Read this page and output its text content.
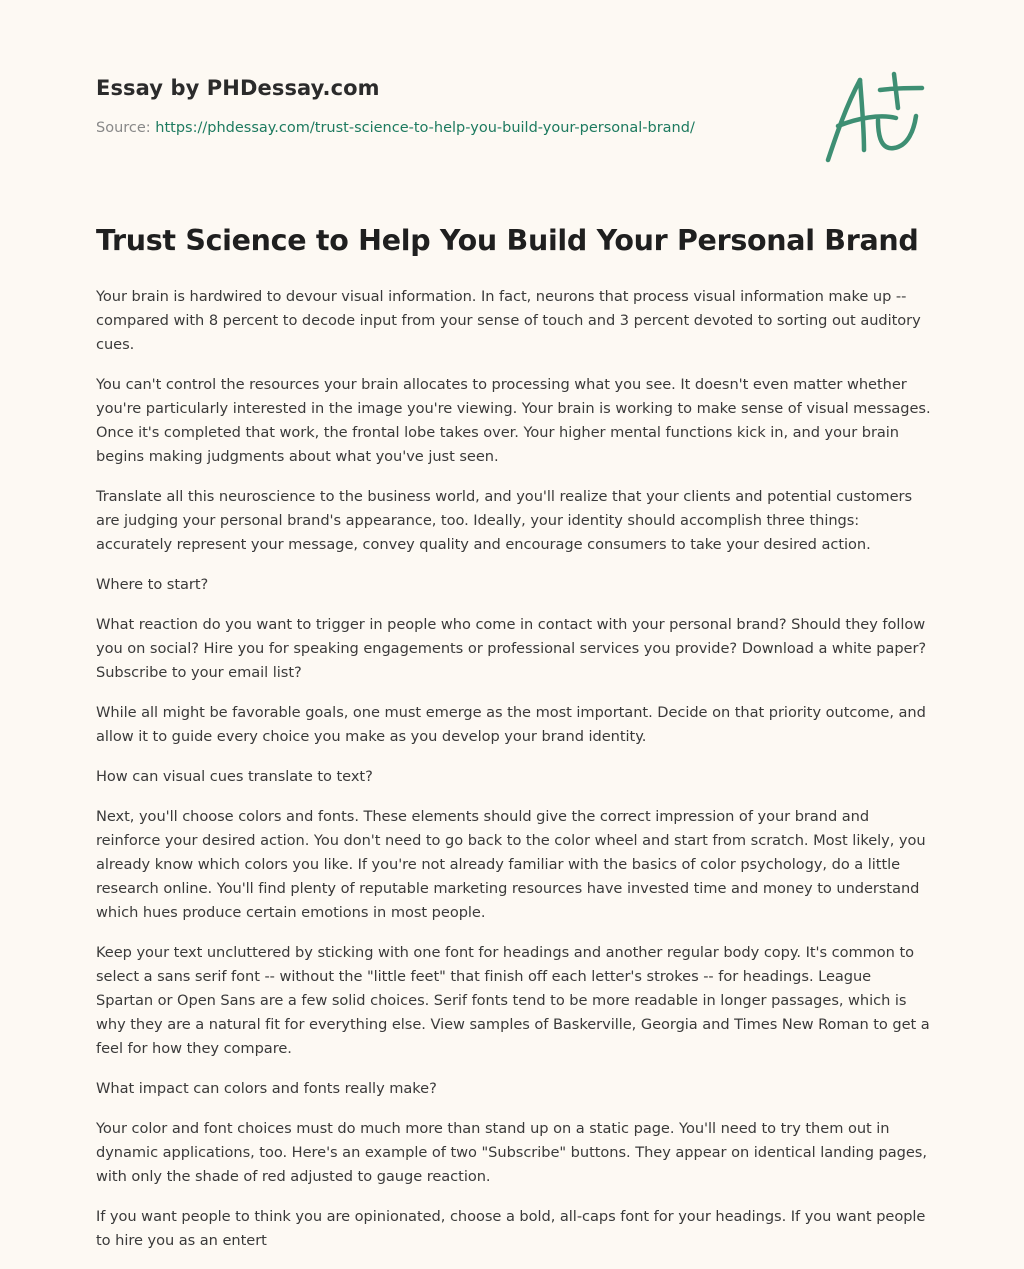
Essay by PHDessay.com
Source: https://phdessay.com/trust-science-to-help-you-build-your-personal-brand/
Trust Science to Help You Build Your Personal Brand

Your brain is hardwired to devour visual information. In fact, neurons that process visual information make up -- compared with 8 percent to decode input from your sense of touch and 3 percent devoted to sorting out auditory cues.

You can't control the resources your brain allocates to processing what you see. It doesn't even matter whether you're particularly interested in the image you're viewing. Your brain is working to make sense of visual messages. Once it's completed that work, the frontal lobe takes over. Your higher mental functions kick in, and your brain begins making judgments about what you've just seen.

Translate all this neuroscience to the business world, and you'll realize that your clients and potential customers are judging your personal brand's appearance, too. Ideally, your identity should accomplish three things: accurately represent your message, convey quality and encourage consumers to take your desired action.

Where to start?

What reaction do you want to trigger in people who come in contact with your personal brand? Should they follow you on social? Hire you for speaking engagements or professional services you provide? Download a white paper? Subscribe to your email list?

While all might be favorable goals, one must emerge as the most important. Decide on that priority outcome, and allow it to guide every choice you make as you develop your brand identity.

How can visual cues translate to text?

Next, you'll choose colors and fonts. These elements should give the correct impression of your brand and reinforce your desired action. You don't need to go back to the color wheel and start from scratch. Most likely, you already know which colors you like. If you're not already familiar with the basics of color psychology, do a little research online. You'll find plenty of reputable marketing resources have invested time and money to understand which hues produce certain emotions in most people.

Keep your text uncluttered by sticking with one font for headings and another regular body copy. It's common to select a sans serif font -- without the "little feet" that finish off each letter's strokes -- for headings. League Spartan or Open Sans are a few solid choices. Serif fonts tend to be more readable in longer passages, which is why they are a natural fit for everything else. View samples of Baskerville, Georgia and Times New Roman to get a feel for how they compare.

What impact can colors and fonts really make?

Your color and font choices must do much more than stand up on a static page. You'll need to try them out in dynamic applications, too. Here's an example of two "Subscribe" buttons. They appear on identical landing pages, with only the shade of red adjusted to gauge reaction.

If you want people to think you are opinionated, choose a bold, all-caps font for your headings. If you want people to hire you as an entert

━━━━━━━━━━━━━━━━━━━━━━━━━━━━━━

**Instructions for the task:** For each line above that contains the word "cues", copy that line.

**Expected answer:**
Your brain is hardwired to devour visual information. In fact, neurons that process visual information make up -- compared with 8 percent to decode input from your sense of touch and 3 percent devoted to sorting out auditory cues.
How can visual cues translate to text?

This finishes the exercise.